***** TASK INPUTS
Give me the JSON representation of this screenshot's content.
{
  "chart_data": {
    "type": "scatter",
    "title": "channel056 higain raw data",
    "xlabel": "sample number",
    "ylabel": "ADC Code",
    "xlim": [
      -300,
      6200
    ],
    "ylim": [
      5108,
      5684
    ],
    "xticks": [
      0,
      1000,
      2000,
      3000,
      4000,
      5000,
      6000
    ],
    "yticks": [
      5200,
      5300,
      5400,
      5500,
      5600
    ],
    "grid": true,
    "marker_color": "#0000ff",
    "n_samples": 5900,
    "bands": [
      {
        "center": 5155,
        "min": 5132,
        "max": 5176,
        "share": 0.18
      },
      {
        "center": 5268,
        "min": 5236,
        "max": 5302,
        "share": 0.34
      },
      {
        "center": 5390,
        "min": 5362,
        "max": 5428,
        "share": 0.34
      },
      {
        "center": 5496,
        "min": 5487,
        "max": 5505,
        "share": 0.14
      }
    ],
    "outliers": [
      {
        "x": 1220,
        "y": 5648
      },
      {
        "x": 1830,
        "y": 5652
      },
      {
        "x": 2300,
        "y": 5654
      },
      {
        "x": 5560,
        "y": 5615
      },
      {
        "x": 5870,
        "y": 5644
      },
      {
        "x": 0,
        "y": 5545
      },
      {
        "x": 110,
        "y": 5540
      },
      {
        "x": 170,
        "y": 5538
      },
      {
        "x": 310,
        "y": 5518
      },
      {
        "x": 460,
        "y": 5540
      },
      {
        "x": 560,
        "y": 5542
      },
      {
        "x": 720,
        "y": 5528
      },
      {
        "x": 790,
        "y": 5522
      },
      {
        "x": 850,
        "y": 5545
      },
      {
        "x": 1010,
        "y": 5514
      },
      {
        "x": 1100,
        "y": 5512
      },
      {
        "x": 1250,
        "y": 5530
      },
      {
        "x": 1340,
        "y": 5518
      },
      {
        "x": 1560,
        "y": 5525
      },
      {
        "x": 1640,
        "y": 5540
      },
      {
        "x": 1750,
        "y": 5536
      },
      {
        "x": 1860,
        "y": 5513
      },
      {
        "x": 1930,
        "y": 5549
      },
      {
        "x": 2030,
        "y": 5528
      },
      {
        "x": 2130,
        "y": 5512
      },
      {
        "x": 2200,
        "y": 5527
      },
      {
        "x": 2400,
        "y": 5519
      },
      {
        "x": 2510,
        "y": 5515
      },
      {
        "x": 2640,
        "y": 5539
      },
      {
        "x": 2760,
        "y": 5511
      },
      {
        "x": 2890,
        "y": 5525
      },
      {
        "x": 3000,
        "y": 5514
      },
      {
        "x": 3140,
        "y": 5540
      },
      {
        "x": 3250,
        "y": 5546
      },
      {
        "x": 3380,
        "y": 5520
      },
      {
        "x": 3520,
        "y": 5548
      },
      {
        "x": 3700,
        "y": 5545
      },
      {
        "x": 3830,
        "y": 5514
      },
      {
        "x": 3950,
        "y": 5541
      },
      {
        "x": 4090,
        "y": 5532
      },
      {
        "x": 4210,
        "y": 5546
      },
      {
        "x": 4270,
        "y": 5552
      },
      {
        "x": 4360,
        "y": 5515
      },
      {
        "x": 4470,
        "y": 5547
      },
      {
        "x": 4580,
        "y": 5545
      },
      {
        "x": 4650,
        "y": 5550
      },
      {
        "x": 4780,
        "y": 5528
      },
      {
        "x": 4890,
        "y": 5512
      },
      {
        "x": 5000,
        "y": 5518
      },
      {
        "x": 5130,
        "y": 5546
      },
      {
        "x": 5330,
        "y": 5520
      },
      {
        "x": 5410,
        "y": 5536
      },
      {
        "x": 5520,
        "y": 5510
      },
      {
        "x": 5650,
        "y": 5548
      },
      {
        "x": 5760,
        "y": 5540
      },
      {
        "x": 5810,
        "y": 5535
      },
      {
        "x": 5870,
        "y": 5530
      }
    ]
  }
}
**********
Search the listing for the string "share". Copy each line where it turns up.

        "share": 0.18
        "share": 0.34
        "share": 0.34
        "share": 0.14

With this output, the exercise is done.